ИСХОДНЫЙ ТЕКСТ:
Иван Толстой: Русские европейцы. Сегодня – Александр Островский.
Борис Парамонов: Александр Николаевич Островский (1823 – 1886) – король русского театра, классик отечественной драматургии. Он собственно и создал то, что можно по праву назвать русским театром, – классический национальный репертуар. Он национален настолько, что попыток перенесения на иностранную сцену совершенно не выдерживает. Эренбург в мемуарах вспоминает, как видел в Париже, еще до революции, “Грозу”: на сцене висел большой портрет царя, и все персонажи, проходя мимо него, крестились. И это еще пьеса, в которой есть любовная пружина, то есть нечто, понятное всем векам и народам. А попыток перенесения на нерусскую сцену комедий Островского, надо полагать, и не было. Как изобразить иностранцу какого-нибудь Зосиму Титыча Ахова? Или отставного унтера, взятого в богатый дом швейцаром, который представляется хозяину: “Сила Ерофеев Грознов!” Все эти Сил Силычи и Тит Титычи – явление, конечно, монопольно русское, да и то в бытовых своих чертах, в конкретной житейской мелочности, давно устаревшее.
Это, безусловно, так: быт устарел, сошел на нет, ушел в историческое небытие. Но вот что поражает при чтении Островского: философия, так сказать, его героев совсем не устарела. Кто назовет архаичными такие, к примеру, слова одного из его персонажей:
«Какой для тебя закон писан, дурак? Кому нужно для вас, для дряни, законы писать? Какие такие у тебя права, коли ты мальчишка, и вся цена тебе грош? Уж очень много вы о себе думать стали! Написаны законы, а вы думаете это про вас. Мелко плаваете, чтобы для вас законы писать. Вот покажут тебе законы! Для вас закон - одна воля хозяйская, а особенно, когда ты сродственник. Ты поговорить пришел, милый? Ну, говори, говори, я слушаю; только не пеняй потом, коли солоно придется».
Звучит вполне современно, разве что слово “хозяин” заменить словом начальник. Основная черта русской жизни осталась неизменной со времен классика русской сцены: глубоко укоренившееся, какое-то поистине органическое неуважение к человеку, к человеческому лицу, к самому понятию прав человека.
Ситуация, что и говорить, не “европейская”, не свидетельствующая о цивилизованности. Это вот и есть то, что в свое время было названо “темным царством”. И хотя автор той давней статьи Добролюбов сам стал как бы русским классиком и изучался истово в советских школах, но плоды таких изучений и критик были мизерны: воз и ныне там. Получается, Островский устарел больше, чем Добролюбов, и это особенно обидно, потому что знаменитые его статьи – явление глубоко неэстетическое. Эстетических особенностей Островского, того, что делает его художником, Добролюбов совсем не понял – да и не хотел понимать.

ЗАДАНИЕ: Перепишите весь отрывок текста об Островском, от слов «Звучит вполне современно, разве» и вплоть до слов «понятию прав человека.», поменяв в нем «неуважение» на «пренебрежение».

ДАННЫЕ:
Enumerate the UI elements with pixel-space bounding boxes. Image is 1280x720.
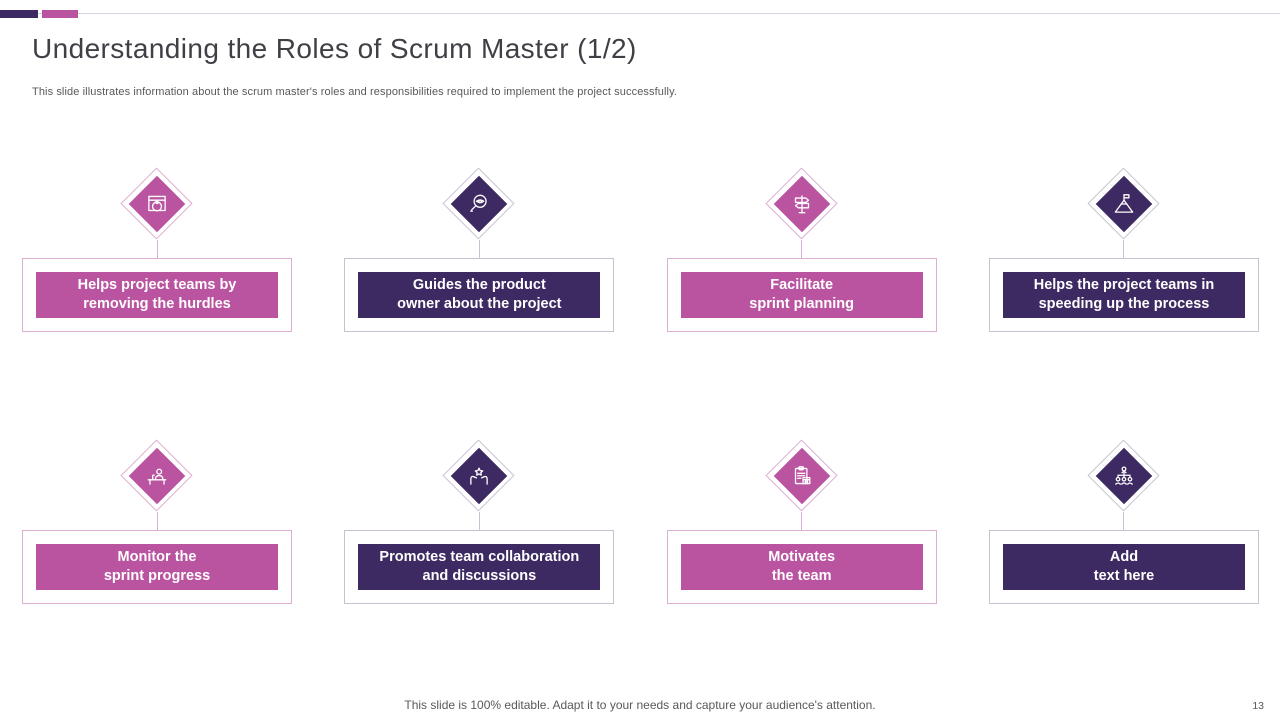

РЕШЕНИЕ ЗАДАЧИ:
Звучит вполне современно, разве что слово “хозяин” заменить словом начальник. Основная черта русской жизни осталась неизменной со времен классика русской сцены: глубоко укоренившееся, какое-то поистине органическое пренебрежение к человеку, к человеческому лицу, к самому понятию прав человека.